▶ _WHAT THE TASK REQUIRES_
Where a line contains the word "content", copy that line in full.

(Data records)
......
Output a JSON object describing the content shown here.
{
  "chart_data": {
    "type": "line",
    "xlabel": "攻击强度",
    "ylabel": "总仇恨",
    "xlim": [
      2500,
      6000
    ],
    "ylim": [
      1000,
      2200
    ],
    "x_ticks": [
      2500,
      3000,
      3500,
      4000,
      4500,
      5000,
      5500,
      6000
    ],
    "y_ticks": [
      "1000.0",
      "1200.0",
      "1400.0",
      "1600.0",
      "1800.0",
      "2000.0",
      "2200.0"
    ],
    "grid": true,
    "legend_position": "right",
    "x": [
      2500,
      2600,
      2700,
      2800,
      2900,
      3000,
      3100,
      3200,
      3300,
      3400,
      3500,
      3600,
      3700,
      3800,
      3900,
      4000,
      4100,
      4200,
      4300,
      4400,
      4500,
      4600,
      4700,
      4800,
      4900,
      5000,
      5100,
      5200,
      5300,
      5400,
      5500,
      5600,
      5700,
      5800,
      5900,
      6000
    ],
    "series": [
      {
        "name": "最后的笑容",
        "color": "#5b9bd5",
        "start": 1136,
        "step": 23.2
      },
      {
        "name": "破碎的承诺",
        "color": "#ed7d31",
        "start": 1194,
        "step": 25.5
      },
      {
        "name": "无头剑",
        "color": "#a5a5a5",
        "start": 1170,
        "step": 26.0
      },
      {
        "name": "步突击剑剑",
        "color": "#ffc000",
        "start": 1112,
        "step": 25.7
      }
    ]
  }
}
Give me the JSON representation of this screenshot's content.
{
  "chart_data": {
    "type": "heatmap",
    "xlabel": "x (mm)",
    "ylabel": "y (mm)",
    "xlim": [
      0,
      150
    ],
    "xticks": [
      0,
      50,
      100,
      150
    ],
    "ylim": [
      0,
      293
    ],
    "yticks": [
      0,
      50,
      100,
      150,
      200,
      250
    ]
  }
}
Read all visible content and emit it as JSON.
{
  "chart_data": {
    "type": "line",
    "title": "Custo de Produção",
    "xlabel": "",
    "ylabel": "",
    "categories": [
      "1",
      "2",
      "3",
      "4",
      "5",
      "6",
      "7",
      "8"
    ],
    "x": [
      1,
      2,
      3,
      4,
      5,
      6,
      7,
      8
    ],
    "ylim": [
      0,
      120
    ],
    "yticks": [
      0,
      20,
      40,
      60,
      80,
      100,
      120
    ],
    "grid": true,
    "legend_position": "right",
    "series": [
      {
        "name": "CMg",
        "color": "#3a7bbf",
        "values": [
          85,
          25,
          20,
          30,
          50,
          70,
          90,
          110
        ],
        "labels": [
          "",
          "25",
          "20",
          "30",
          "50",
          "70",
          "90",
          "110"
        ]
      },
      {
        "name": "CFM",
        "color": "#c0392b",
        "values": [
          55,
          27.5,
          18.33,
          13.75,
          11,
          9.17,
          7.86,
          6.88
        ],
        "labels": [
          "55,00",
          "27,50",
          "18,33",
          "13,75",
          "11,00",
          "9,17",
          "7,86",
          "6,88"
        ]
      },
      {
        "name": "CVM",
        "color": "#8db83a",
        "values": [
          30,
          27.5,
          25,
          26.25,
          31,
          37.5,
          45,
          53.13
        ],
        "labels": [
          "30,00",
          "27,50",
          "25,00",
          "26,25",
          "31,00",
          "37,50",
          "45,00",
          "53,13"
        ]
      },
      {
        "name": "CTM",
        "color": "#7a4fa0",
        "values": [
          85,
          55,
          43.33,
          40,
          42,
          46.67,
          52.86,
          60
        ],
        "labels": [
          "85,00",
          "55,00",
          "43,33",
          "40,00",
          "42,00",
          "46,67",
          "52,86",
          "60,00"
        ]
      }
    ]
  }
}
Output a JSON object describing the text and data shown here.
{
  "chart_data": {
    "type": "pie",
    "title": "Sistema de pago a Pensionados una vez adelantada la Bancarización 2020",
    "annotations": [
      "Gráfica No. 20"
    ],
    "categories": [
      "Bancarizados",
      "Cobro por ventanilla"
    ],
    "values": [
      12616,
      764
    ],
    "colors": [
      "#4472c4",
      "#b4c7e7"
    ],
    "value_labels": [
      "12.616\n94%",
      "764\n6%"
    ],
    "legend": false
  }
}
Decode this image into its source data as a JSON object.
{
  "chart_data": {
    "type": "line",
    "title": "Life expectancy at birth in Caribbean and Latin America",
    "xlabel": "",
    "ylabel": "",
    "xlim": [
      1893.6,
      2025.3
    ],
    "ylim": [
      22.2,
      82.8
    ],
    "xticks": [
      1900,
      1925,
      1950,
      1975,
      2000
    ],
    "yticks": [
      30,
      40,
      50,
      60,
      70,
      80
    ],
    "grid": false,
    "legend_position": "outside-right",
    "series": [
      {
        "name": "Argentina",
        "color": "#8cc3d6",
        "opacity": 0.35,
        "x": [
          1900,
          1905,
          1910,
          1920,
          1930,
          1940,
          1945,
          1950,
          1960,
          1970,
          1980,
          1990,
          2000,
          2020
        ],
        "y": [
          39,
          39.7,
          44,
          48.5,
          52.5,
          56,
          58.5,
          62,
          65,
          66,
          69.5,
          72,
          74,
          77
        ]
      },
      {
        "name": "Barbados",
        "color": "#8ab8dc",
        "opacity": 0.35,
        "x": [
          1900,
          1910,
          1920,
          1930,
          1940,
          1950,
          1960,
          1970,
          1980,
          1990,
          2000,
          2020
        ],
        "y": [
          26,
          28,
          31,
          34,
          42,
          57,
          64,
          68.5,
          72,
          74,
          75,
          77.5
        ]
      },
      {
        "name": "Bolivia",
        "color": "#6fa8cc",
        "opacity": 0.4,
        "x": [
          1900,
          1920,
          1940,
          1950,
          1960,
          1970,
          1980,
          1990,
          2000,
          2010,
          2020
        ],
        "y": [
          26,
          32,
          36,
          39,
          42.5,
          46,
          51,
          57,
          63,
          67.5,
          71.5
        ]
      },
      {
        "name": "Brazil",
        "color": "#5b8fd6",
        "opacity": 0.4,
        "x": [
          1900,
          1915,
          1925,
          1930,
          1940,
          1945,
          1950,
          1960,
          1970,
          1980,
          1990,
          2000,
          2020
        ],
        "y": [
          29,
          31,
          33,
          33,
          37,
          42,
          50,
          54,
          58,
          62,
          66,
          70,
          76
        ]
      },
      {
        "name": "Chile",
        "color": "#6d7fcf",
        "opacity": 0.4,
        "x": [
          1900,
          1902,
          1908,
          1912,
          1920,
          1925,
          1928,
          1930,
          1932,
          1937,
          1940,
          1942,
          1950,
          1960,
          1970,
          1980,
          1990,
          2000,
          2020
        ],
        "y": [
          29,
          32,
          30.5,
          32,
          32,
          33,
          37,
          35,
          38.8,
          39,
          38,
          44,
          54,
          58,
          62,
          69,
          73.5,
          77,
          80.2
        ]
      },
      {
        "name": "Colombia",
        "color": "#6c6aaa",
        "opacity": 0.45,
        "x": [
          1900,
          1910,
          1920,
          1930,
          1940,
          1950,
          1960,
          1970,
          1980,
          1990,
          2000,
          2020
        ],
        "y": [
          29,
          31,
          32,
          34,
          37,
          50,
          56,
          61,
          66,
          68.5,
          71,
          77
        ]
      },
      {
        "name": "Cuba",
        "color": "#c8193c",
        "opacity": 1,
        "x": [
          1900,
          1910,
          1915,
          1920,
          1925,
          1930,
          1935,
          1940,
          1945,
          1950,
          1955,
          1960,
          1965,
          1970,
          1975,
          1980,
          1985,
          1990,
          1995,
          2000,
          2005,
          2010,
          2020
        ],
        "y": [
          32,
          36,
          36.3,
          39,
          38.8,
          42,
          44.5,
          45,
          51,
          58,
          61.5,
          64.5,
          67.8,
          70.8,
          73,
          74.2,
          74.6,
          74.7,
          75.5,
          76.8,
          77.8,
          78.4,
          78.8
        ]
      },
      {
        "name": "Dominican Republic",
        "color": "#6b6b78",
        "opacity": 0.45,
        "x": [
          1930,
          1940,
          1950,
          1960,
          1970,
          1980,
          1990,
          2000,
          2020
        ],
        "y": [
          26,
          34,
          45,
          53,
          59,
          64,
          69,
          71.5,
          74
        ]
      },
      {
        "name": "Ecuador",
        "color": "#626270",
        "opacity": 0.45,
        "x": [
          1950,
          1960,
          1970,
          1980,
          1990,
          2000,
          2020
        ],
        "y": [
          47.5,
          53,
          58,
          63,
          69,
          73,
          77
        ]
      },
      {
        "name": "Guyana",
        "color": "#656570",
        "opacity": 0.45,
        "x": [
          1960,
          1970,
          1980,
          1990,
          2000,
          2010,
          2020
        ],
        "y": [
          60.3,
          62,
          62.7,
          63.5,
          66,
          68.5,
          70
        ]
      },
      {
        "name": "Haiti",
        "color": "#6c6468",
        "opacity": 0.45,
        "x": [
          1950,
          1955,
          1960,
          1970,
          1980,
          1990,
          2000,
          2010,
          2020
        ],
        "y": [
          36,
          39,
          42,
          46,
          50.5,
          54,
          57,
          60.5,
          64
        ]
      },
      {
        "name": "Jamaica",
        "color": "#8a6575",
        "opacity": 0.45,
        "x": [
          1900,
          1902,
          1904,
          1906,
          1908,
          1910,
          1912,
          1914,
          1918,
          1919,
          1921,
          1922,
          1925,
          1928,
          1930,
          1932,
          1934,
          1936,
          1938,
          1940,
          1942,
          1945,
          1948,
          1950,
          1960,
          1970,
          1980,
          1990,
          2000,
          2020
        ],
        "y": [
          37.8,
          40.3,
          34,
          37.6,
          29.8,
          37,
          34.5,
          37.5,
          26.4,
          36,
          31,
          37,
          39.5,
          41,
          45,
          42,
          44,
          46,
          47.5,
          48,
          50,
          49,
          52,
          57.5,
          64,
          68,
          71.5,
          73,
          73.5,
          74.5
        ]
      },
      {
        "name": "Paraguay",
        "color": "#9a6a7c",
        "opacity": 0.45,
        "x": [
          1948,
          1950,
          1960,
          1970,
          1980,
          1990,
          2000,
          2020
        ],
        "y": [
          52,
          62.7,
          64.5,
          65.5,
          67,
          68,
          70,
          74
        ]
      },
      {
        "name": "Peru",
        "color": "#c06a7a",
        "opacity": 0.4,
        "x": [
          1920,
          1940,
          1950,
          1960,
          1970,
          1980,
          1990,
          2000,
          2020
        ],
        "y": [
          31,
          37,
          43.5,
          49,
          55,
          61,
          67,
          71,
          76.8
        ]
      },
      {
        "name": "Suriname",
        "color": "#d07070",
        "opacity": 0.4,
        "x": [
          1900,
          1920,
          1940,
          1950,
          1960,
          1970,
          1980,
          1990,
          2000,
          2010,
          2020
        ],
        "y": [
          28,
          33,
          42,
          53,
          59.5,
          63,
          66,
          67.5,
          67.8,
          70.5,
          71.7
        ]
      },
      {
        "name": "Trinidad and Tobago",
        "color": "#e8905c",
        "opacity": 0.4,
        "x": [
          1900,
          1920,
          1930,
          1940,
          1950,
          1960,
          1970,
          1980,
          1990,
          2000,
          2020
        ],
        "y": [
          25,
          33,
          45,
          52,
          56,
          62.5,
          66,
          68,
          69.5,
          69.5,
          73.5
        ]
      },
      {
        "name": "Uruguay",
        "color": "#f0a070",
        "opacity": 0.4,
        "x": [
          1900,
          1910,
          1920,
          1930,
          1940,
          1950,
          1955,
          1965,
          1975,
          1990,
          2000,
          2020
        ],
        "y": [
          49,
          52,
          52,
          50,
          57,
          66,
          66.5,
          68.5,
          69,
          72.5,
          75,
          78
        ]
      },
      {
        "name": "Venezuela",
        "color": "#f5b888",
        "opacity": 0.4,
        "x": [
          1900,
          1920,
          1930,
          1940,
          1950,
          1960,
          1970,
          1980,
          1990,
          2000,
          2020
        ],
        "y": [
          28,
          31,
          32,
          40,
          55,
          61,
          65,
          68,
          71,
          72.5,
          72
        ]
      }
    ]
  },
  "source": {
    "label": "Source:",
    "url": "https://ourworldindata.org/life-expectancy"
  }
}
......
▶ _FULL OUTPUT_
Output a JSON object describing the content shown here.
Give me the JSON representation of this screenshot's content.
Read all visible content and emit it as JSON.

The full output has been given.